Repeat the material exactly, every line of it.

Raw data:
[START]

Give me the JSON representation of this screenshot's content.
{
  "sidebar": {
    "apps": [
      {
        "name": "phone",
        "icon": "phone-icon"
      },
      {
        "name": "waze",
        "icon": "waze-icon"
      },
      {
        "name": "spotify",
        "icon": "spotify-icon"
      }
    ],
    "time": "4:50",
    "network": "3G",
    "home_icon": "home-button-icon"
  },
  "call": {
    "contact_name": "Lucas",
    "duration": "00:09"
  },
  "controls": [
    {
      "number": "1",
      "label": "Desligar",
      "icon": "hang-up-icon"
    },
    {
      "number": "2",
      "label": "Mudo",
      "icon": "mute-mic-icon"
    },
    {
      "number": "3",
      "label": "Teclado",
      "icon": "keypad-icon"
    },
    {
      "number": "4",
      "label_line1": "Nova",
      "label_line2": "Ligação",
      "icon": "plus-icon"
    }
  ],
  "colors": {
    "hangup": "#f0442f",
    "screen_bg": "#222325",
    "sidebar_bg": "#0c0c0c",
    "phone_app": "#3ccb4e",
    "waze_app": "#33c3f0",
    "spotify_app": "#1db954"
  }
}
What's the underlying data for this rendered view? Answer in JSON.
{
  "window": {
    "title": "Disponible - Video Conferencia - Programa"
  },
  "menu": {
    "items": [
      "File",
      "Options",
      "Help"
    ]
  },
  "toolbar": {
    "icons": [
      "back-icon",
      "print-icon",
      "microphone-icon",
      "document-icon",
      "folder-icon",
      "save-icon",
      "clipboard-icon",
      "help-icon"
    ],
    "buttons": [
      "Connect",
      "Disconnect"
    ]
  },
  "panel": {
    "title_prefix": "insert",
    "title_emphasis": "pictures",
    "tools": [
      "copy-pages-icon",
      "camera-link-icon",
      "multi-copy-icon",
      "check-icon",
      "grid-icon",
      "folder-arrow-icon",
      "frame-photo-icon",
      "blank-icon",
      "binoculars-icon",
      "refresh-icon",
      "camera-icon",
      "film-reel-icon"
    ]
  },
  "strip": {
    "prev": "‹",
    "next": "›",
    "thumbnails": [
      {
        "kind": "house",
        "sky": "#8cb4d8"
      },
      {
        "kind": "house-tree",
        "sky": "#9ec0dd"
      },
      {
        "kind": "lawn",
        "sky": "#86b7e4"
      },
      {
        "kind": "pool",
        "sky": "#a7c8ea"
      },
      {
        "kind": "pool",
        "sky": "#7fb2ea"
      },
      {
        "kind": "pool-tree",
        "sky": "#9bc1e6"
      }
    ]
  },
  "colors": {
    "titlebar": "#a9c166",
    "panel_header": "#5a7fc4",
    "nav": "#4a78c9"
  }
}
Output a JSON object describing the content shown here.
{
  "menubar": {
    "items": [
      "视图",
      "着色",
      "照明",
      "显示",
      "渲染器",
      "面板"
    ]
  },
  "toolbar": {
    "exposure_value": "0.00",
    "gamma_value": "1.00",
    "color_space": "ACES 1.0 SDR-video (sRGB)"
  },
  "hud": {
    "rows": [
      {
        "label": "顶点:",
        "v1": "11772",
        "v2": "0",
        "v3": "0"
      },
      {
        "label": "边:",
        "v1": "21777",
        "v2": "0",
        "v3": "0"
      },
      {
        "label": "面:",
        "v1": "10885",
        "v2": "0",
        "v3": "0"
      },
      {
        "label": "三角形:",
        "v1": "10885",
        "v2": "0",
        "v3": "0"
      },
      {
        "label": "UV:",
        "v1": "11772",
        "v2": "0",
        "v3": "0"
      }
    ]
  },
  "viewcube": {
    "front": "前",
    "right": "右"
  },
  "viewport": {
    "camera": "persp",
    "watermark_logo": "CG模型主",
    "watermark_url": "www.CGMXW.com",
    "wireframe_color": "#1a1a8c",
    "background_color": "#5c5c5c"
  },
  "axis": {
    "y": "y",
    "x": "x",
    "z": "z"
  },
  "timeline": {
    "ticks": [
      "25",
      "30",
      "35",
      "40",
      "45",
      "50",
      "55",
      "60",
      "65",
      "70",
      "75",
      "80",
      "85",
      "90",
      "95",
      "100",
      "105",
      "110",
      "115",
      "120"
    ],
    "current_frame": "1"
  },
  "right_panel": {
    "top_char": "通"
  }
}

[END]

The response:
Give me the JSON representation of this screenshot's content.
{
  "sidebar": {
    "apps": [
      {
        "name": "phone",
        "icon": "phone-icon"
      },
      {
        "name": "waze",
        "icon": "waze-icon"
      },
      {
        "name": "spotify",
        "icon": "spotify-icon"
      }
    ],
    "time": "4:50",
    "network": "3G",
    "home_icon": "home-button-icon"
  },
  "call": {
    "contact_name": "Lucas",
    "duration": "00:09"
  },
  "controls": [
    {
      "number": "1",
      "label": "Desligar",
      "icon": "hang-up-icon"
    },
    {
      "number": "2",
      "label": "Mudo",
      "icon": "mute-mic-icon"
    },
    {
      "number": "3",
      "label": "Teclado",
      "icon": "keypad-icon"
    },
    {
      "number": "4",
      "label_line1": "Nova",
      "label_line2": "Ligação",
      "icon": "plus-icon"
    }
  ],
  "colors": {
    "hangup": "#f0442f",
    "screen_bg": "#222325",
    "sidebar_bg": "#0c0c0c",
    "phone_app": "#3ccb4e",
    "waze_app": "#33c3f0",
    "spotify_app": "#1db954"
  }
}
What's the underlying data for this rendered view? Answer in JSON.
{
  "window": {
    "title": "Disponible - Video Conferencia - Programa"
  },
  "menu": {
    "items": [
      "File",
      "Options",
      "Help"
    ]
  },
  "toolbar": {
    "icons": [
      "back-icon",
      "print-icon",
      "microphone-icon",
      "document-icon",
      "folder-icon",
      "save-icon",
      "clipboard-icon",
      "help-icon"
    ],
    "buttons": [
      "Connect",
      "Disconnect"
    ]
  },
  "panel": {
    "title_prefix": "insert",
    "title_emphasis": "pictures",
    "tools": [
      "copy-pages-icon",
      "camera-link-icon",
      "multi-copy-icon",
      "check-icon",
      "grid-icon",
      "folder-arrow-icon",
      "frame-photo-icon",
      "blank-icon",
      "binoculars-icon",
      "refresh-icon",
      "camera-icon",
      "film-reel-icon"
    ]
  },
  "strip": {
    "prev": "‹",
    "next": "›",
    "thumbnails": [
      {
        "kind": "house",
        "sky": "#8cb4d8"
      },
      {
        "kind": "house-tree",
        "sky": "#9ec0dd"
      },
      {
        "kind": "lawn",
        "sky": "#86b7e4"
      },
      {
        "kind": "pool",
        "sky": "#a7c8ea"
      },
      {
        "kind": "pool",
        "sky": "#7fb2ea"
      },
      {
        "kind": "pool-tree",
        "sky": "#9bc1e6"
      }
    ]
  },
  "colors": {
    "titlebar": "#a9c166",
    "panel_header": "#5a7fc4",
    "nav": "#4a78c9"
  }
}
Output a JSON object describing the content shown here.
{
  "menubar": {
    "items": [
      "视图",
      "着色",
      "照明",
      "显示",
      "渲染器",
      "面板"
    ]
  },
  "toolbar": {
    "exposure_value": "0.00",
    "gamma_value": "1.00",
    "color_space": "ACES 1.0 SDR-video (sRGB)"
  },
  "hud": {
    "rows": [
      {
        "label": "顶点:",
        "v1": "11772",
        "v2": "0",
        "v3": "0"
      },
      {
        "label": "边:",
        "v1": "21777",
        "v2": "0",
        "v3": "0"
      },
      {
        "label": "面:",
        "v1": "10885",
        "v2": "0",
        "v3": "0"
      },
      {
        "label": "三角形:",
        "v1": "10885",
        "v2": "0",
        "v3": "0"
      },
      {
        "label": "UV:",
        "v1": "11772",
        "v2": "0",
        "v3": "0"
      }
    ]
  },
  "viewcube": {
    "front": "前",
    "right": "右"
  },
  "viewport": {
    "camera": "persp",
    "watermark_logo": "CG模型主",
    "watermark_url": "www.CGMXW.com",
    "wireframe_color": "#1a1a8c",
    "background_color": "#5c5c5c"
  },
  "axis": {
    "y": "y",
    "x": "x",
    "z": "z"
  },
  "timeline": {
    "ticks": [
      "25",
      "30",
      "35",
      "40",
      "45",
      "50",
      "55",
      "60",
      "65",
      "70",
      "75",
      "80",
      "85",
      "90",
      "95",
      "100",
      "105",
      "110",
      "115",
      "120"
    ],
    "current_frame": "1"
  },
  "right_panel": {
    "top_char": "通"
  }
}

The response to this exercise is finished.